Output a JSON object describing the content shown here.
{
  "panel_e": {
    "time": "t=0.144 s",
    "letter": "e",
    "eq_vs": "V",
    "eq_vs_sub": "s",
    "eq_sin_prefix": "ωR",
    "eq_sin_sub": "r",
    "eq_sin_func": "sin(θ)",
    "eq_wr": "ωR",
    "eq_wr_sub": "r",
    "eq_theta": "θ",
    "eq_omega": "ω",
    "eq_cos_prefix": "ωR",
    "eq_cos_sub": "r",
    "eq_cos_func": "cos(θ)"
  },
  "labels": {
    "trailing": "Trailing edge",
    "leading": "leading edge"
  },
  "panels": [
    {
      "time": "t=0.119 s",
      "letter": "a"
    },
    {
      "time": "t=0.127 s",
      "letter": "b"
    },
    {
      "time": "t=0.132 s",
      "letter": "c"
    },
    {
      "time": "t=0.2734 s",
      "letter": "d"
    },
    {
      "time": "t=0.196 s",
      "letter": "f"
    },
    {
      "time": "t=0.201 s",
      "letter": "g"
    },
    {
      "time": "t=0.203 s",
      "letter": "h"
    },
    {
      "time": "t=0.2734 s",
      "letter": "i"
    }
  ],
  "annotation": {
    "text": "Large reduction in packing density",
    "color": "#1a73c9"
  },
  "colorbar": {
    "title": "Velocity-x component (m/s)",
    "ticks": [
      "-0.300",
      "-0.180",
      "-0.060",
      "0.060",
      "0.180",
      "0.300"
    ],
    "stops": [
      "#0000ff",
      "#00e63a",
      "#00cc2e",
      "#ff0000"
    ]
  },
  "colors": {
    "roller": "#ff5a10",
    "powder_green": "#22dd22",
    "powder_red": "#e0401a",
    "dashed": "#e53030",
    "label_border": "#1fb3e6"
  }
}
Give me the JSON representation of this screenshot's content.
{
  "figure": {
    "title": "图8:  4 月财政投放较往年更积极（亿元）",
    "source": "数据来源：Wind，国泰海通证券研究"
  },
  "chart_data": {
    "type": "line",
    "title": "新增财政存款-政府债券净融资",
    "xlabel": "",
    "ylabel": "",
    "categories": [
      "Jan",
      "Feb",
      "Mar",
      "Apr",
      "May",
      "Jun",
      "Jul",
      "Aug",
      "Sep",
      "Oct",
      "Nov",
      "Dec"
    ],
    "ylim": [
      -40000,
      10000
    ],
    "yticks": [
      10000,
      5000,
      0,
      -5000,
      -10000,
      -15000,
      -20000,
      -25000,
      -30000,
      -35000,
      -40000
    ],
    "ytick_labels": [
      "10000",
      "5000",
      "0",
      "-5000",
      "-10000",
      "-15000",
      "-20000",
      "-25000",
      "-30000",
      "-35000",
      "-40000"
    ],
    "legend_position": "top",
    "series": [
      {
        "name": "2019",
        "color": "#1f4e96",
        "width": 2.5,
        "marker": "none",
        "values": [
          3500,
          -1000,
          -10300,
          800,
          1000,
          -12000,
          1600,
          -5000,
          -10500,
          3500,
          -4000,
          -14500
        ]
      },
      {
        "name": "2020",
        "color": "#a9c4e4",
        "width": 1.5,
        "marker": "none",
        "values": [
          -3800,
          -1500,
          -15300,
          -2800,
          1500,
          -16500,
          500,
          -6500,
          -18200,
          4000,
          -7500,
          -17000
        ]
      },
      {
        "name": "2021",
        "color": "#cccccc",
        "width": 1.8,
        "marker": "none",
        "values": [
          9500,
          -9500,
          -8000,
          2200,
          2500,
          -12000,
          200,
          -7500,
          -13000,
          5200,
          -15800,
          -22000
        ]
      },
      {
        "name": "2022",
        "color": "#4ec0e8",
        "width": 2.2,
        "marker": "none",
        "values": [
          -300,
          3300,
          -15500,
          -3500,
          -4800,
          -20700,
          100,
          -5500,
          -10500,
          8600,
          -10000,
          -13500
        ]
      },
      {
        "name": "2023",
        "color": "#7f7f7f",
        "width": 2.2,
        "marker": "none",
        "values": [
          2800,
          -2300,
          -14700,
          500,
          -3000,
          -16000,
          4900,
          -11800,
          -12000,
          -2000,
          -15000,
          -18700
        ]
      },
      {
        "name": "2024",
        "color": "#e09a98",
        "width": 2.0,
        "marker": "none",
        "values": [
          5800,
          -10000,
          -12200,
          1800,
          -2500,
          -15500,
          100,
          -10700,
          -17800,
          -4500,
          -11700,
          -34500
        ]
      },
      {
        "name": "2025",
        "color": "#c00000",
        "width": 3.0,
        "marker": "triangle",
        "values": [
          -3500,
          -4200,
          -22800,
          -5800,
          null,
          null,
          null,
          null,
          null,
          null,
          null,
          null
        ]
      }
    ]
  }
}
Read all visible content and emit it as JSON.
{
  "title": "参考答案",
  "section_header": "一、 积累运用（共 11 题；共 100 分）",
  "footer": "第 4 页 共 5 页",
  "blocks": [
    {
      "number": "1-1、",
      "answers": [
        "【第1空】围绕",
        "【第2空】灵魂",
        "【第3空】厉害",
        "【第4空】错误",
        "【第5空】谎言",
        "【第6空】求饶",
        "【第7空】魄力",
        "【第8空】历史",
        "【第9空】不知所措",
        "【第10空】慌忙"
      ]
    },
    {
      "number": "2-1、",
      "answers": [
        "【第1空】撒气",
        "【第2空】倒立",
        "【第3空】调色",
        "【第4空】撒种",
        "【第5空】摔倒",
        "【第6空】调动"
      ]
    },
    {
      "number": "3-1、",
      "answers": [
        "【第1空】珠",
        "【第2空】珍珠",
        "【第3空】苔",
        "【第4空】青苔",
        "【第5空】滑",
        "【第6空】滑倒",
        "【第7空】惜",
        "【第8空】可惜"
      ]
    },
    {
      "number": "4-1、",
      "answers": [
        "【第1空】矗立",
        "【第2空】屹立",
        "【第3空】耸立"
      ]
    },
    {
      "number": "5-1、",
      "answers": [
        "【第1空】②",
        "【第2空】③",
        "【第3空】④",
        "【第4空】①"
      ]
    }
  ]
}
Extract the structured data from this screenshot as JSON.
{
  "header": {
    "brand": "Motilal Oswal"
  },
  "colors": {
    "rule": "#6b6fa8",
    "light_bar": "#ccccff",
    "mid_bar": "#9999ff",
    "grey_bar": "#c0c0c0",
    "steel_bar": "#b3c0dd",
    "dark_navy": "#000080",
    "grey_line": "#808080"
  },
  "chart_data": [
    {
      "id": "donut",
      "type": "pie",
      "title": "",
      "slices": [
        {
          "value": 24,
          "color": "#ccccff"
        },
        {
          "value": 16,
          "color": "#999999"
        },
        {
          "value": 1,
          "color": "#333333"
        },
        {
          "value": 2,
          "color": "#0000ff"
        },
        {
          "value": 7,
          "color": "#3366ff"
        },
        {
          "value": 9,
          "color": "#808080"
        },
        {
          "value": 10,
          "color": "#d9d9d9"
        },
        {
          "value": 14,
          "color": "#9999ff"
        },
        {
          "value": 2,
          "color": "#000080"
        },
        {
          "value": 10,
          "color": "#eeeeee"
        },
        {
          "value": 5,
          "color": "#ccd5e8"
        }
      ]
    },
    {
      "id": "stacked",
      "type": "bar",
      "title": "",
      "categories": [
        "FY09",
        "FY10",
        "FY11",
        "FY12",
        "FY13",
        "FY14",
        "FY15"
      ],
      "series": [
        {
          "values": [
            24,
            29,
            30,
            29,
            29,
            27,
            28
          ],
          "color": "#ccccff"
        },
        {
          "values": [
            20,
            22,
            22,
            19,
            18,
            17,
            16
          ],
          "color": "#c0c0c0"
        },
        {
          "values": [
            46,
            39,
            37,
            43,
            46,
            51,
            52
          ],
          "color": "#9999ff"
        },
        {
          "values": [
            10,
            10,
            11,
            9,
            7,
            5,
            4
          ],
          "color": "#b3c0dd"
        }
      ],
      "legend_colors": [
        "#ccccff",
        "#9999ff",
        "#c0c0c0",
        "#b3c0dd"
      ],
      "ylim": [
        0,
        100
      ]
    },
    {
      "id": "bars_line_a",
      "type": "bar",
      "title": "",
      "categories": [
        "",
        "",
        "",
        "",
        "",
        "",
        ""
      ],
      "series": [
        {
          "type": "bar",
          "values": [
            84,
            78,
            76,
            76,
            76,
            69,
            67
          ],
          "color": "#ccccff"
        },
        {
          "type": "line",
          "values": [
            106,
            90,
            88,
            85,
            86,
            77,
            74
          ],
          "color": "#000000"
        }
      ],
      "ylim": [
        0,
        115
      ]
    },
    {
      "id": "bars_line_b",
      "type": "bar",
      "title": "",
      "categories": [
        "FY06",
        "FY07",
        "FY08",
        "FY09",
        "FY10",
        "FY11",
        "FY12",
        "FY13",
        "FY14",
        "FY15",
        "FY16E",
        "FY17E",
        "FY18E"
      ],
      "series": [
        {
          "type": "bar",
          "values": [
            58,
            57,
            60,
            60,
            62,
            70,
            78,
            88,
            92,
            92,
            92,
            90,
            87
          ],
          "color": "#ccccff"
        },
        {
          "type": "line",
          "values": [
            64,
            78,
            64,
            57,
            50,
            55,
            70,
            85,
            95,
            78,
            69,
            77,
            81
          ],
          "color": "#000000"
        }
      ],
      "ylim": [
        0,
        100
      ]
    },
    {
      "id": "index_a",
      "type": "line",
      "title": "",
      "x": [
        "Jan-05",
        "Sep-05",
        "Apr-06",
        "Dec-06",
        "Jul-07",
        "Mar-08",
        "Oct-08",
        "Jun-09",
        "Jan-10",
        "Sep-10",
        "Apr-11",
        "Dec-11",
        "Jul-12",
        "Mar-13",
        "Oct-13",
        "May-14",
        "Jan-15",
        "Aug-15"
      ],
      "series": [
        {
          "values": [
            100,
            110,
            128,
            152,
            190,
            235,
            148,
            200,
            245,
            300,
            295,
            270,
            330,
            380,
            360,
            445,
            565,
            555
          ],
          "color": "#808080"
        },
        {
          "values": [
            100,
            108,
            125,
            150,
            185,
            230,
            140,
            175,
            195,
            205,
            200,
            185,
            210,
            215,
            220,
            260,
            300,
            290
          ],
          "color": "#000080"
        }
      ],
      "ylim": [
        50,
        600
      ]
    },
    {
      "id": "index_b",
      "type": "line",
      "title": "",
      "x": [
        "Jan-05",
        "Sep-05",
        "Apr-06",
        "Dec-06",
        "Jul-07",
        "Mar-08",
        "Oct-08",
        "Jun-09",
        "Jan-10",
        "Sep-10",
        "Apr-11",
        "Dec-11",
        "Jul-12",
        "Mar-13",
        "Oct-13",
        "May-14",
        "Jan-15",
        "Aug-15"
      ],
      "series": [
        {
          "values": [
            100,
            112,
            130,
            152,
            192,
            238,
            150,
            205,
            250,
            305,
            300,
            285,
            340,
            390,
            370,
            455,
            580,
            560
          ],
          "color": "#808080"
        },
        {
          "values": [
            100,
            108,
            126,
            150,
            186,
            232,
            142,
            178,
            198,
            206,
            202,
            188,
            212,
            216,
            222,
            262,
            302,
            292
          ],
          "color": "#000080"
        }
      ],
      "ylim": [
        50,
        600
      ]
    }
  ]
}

WHAT TO DO
Select all lines with the word "content" from the entries above.

RESULT OF THE TASK
Output a JSON object describing the content shown here.
Give me the JSON representation of this screenshot's content.
Read all visible content and emit it as JSON.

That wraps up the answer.